▸ **Problem statement**
Identify, in the records below, every line where the string "Variação" appears, and copy each such line.

___ Records for the task

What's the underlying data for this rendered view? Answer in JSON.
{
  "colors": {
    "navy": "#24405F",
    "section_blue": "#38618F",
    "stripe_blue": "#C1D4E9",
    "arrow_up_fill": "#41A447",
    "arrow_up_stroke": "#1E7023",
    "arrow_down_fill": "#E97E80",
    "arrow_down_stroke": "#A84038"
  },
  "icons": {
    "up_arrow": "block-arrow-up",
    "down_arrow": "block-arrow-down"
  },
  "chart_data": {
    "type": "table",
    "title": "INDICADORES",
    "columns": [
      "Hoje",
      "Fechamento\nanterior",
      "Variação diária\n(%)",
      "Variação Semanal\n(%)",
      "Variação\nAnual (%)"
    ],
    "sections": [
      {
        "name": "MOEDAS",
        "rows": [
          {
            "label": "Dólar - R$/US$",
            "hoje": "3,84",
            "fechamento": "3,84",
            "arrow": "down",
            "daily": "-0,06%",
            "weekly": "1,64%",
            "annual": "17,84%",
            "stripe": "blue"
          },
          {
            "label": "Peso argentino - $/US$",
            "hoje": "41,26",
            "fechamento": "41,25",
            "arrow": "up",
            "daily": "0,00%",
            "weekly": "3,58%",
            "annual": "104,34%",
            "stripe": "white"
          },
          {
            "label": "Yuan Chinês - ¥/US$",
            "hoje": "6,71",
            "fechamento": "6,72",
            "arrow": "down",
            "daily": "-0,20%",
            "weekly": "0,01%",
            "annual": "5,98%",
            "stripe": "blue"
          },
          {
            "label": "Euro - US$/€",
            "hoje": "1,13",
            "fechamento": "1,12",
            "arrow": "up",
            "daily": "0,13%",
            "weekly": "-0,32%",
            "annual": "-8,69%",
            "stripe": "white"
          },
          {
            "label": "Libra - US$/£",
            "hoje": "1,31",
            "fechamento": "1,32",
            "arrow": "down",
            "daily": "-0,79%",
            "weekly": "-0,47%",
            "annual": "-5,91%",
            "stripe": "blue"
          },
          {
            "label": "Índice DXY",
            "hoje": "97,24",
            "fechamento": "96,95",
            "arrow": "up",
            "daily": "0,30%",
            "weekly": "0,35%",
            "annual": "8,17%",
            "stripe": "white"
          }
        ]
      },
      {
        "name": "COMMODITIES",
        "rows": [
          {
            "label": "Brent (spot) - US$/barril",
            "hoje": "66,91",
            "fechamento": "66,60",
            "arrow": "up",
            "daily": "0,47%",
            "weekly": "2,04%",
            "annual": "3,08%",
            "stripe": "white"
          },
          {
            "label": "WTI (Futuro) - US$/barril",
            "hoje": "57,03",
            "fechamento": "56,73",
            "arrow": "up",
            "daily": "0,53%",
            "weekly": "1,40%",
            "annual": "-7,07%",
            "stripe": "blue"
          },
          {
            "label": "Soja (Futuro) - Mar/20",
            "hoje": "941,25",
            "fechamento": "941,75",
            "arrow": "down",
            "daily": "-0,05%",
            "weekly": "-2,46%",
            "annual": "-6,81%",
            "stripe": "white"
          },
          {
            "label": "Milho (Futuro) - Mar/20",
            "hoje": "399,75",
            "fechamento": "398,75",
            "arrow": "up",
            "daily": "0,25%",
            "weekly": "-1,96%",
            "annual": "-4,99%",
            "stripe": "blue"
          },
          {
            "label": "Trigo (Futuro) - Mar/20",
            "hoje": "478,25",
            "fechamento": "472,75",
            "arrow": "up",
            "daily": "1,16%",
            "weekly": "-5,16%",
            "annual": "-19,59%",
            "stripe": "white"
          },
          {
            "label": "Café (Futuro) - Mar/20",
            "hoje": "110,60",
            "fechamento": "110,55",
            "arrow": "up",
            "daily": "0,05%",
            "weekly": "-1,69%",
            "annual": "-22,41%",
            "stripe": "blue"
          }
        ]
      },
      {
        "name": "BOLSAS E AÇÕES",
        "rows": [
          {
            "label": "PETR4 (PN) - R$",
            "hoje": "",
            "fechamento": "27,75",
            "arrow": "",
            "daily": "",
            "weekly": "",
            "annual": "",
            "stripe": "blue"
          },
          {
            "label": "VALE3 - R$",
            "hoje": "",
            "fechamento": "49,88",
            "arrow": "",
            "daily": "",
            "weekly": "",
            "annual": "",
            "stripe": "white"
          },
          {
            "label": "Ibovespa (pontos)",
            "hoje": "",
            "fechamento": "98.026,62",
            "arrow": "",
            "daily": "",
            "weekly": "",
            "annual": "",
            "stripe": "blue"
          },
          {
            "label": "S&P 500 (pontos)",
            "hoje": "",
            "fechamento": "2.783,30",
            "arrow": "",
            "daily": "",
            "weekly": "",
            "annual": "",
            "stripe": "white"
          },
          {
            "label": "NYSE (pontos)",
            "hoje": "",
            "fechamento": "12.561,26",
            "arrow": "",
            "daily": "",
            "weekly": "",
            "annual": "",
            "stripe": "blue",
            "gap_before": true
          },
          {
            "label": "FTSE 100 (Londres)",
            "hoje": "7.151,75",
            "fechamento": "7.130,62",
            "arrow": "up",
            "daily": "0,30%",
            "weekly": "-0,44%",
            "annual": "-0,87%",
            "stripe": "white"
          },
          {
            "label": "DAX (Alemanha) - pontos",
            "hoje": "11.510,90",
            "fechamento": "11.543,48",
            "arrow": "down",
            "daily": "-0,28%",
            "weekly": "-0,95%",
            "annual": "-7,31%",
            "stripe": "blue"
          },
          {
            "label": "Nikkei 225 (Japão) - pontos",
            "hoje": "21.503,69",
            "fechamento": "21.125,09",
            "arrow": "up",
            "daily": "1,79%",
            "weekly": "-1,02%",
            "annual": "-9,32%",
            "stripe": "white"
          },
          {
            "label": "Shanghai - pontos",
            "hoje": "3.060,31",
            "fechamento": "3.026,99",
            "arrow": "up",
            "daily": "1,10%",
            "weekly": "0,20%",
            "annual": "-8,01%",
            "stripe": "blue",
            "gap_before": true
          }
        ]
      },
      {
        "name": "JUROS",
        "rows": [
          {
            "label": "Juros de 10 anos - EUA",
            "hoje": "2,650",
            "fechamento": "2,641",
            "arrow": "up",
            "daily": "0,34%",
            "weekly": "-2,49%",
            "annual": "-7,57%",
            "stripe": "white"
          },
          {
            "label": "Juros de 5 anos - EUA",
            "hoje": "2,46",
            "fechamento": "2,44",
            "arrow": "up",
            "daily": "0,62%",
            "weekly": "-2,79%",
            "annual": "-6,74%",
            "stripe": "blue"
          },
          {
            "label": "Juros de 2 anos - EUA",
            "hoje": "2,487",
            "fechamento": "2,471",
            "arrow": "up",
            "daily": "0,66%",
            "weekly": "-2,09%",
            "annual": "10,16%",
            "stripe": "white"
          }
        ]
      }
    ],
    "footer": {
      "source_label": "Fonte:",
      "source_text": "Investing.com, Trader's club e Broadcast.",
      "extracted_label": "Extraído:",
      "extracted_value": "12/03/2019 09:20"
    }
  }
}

______

▸ **Solution to this task**
      "Variação diária\n(%)",
      "Variação Semanal\n(%)",
      "Variação\nAnual (%)"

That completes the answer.